— Material —
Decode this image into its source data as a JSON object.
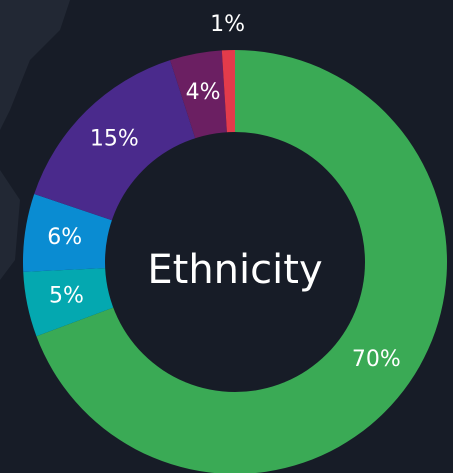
{
  "chart_data": {
    "type": "pie",
    "title": "Ethnicity",
    "values": [
      70,
      5,
      6,
      15,
      4,
      1
    ],
    "value_labels": [
      "70%",
      "5%",
      "6%",
      "15%",
      "4%",
      "1%"
    ],
    "colors": [
      "#3aaa55",
      "#04a8b0",
      "#0a8cd2",
      "#4a2a8c",
      "#6b1f62",
      "#e33b4b"
    ]
  }
}
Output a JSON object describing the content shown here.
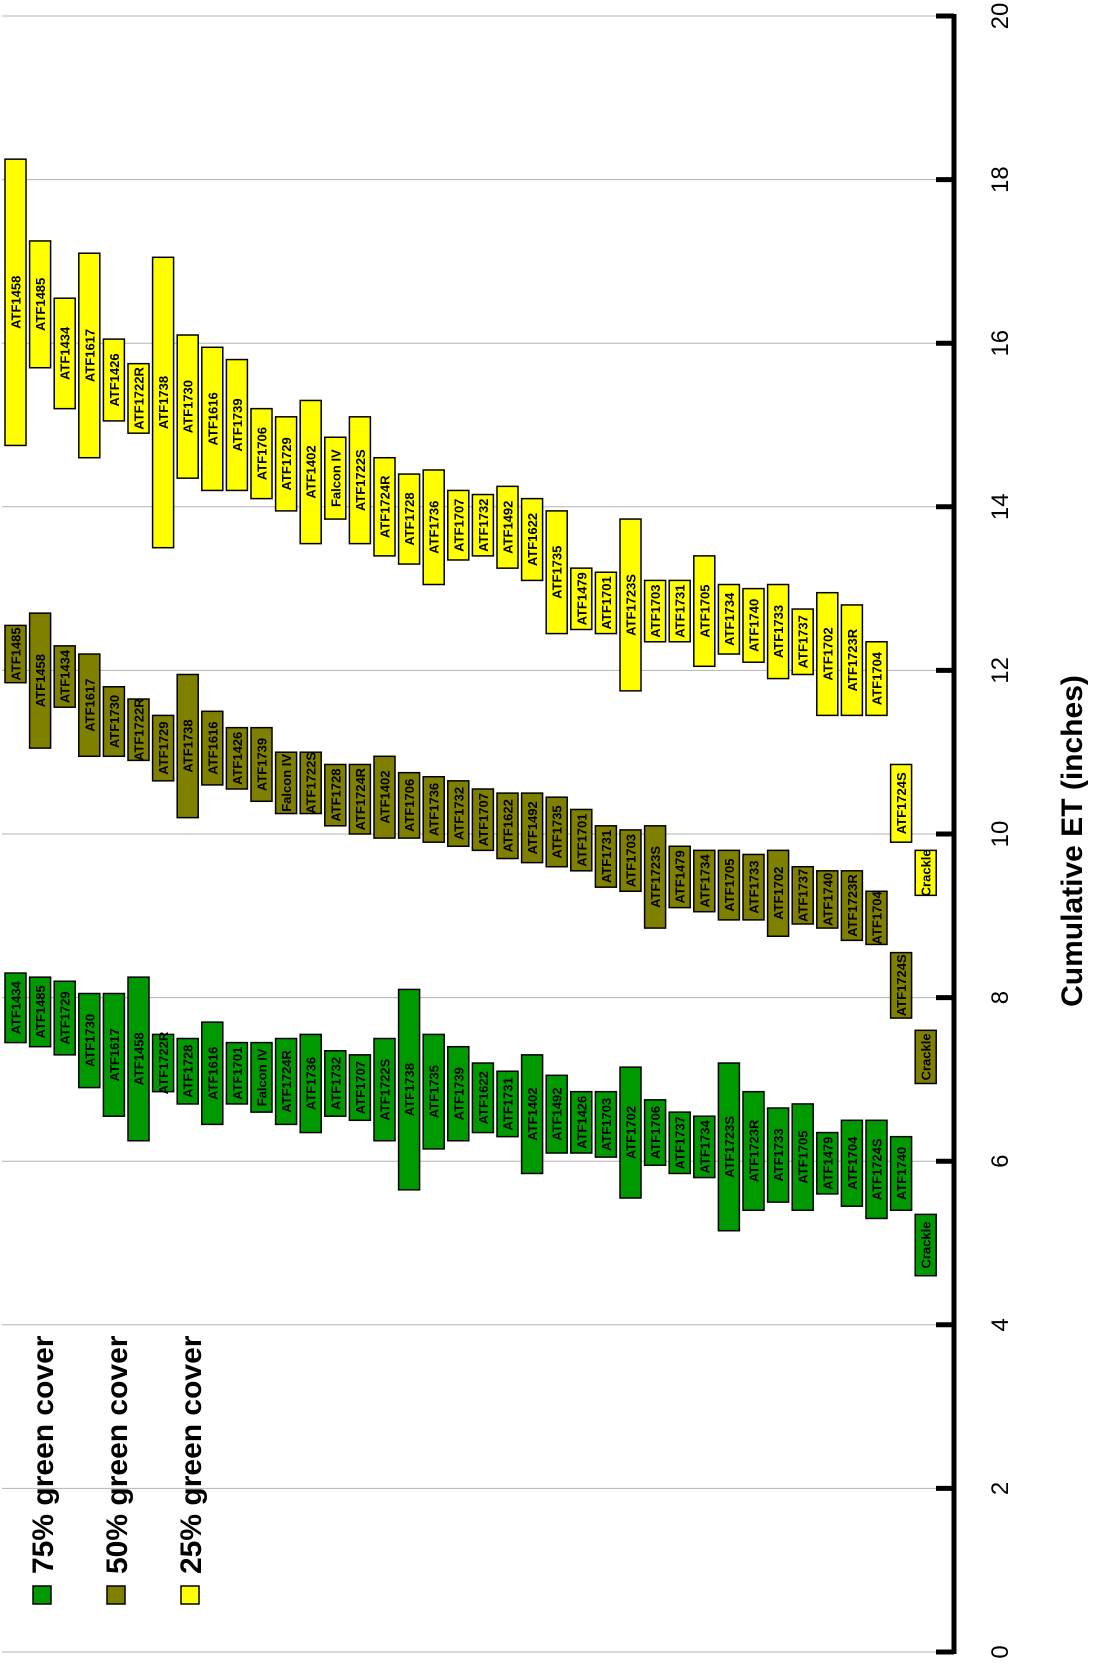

— What the exercise asks —
Repeat everything in the records precisely. Images are excluded from the copy.

— Completed task —
Decode this image into its source data as a JSON object.
{
  "chart_data": {
    "type": "pie",
    "title": "Ethnicity",
    "values": [
      70,
      5,
      6,
      15,
      4,
      1
    ],
    "value_labels": [
      "70%",
      "5%",
      "6%",
      "15%",
      "4%",
      "1%"
    ],
    "colors": [
      "#3aaa55",
      "#04a8b0",
      "#0a8cd2",
      "#4a2a8c",
      "#6b1f62",
      "#e33b4b"
    ]
  }
}
Output a JSON object describing the content shown here.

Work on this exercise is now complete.